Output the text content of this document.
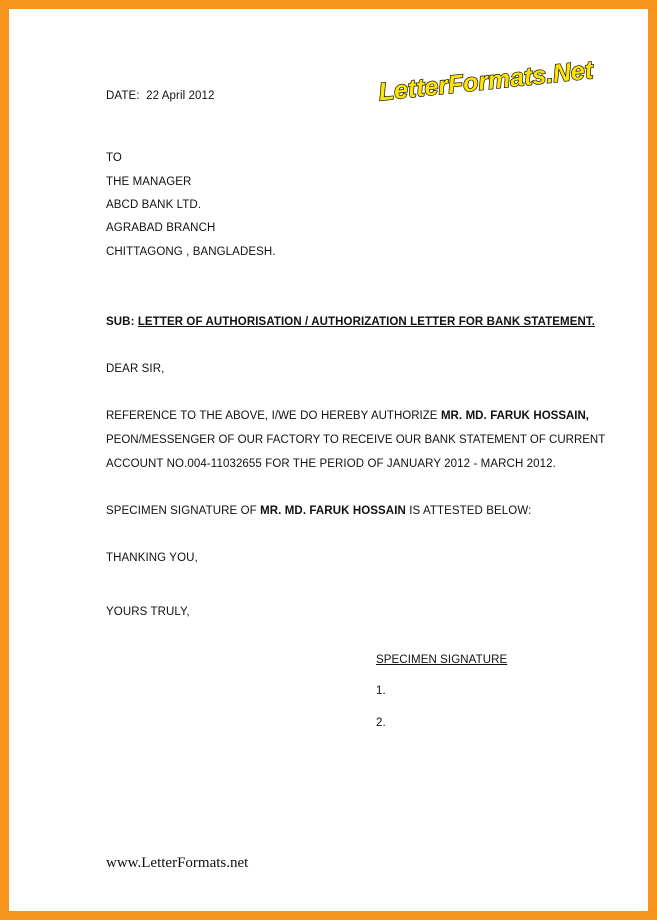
LetterFormats.Net
DATE: 22 April 2012
TO
THE MANAGER
ABCD BANK LTD.
AGRABAD BRANCH
CHITTAGONG , BANGLADESH.
SUB: LETTER OF AUTHORISATION / AUTHORIZATION LETTER FOR BANK STATEMENT.
DEAR SIR,
REFERENCE TO THE ABOVE, I/WE DO HEREBY AUTHORIZE MR. MD. FARUK HOSSAIN,
PEON/MESSENGER OF OUR FACTORY TO RECEIVE OUR BANK STATEMENT OF CURRENT
ACCOUNT NO.004-11032655 FOR THE PERIOD OF JANUARY 2012 - MARCH 2012.
SPECIMEN SIGNATURE OF MR. MD. FARUK HOSSAIN IS ATTESTED BELOW:
THANKING YOU,
YOURS TRULY,
SPECIMEN SIGNATURE
1.
2.
www.LetterFormats.net
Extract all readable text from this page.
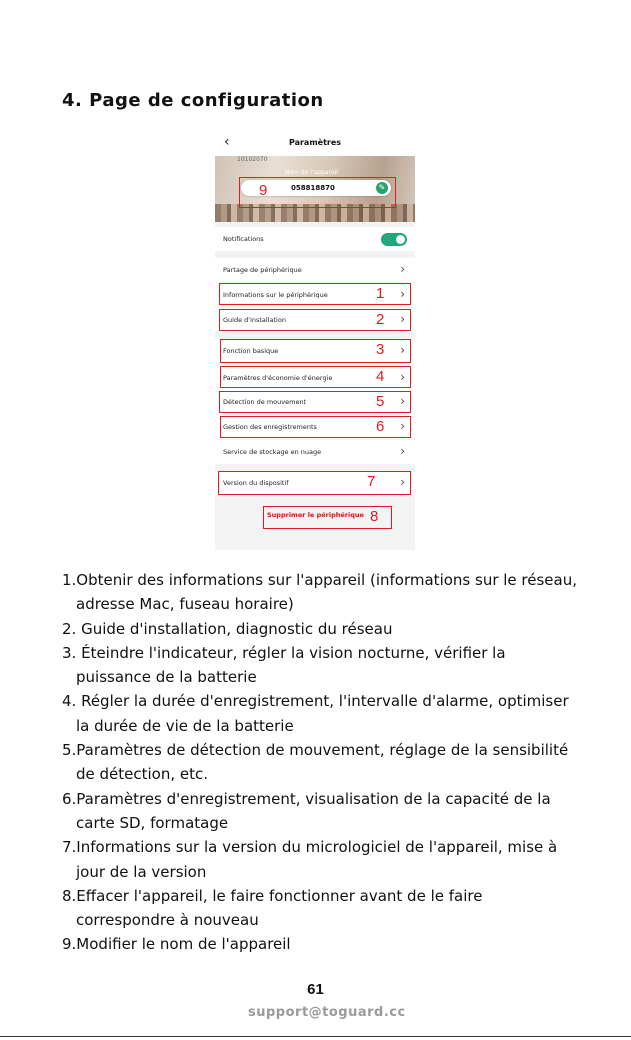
4. Page de configuration
‹	Paramètres
10102070
Nom de l'appareil
058818870	✎
Notifications
Partage de périphérique	›
Informations sur le périphérique	›
Guide d'installation	›
Fonction basique	›
Paramètres d'économie d'énergie	›
Détection de mouvement	›
Gestion des enregistrements	›
Service de stockage en nuage	›
Version du dispositif	›
Supprimer le périphérique
9
1
2
3
4
5
6
7
8

1.Obtenir des informations sur l'appareil (informations sur le réseau, adresse Mac, fuseau horaire)

2. Guide d'installation, diagnostic du réseau

3. Éteindre l'indicateur, régler la vision nocturne, vérifier la puissance de la batterie

4. Régler la durée d'enregistrement, l'intervalle d'alarme, optimiser la durée de vie de la batterie

5.Paramètres de détection de mouvement, réglage de la sensibilité de détection, etc.

6.Paramètres d'enregistrement, visualisation de la capacité de la carte SD, formatage

7.Informations sur la version du micrologiciel de l'appareil, mise à jour de la version

8.Effacer l'appareil, le faire fonctionner avant de le faire correspondre à nouveau

9.Modifier le nom de l'appareil

61
support@toguard.cc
========
### [WHAT IS REQUIRED]
Copy each line of the data above that holds "Paramètres".

### [TASK RESULT]
‹	Paramètres
Paramètres d'économie d'énergie	›
5.Paramètres de détection de mouvement, réglage de la sensibilité de détection, etc.
6.Paramètres d'enregistrement, visualisation de la capacité de la carte SD, formatage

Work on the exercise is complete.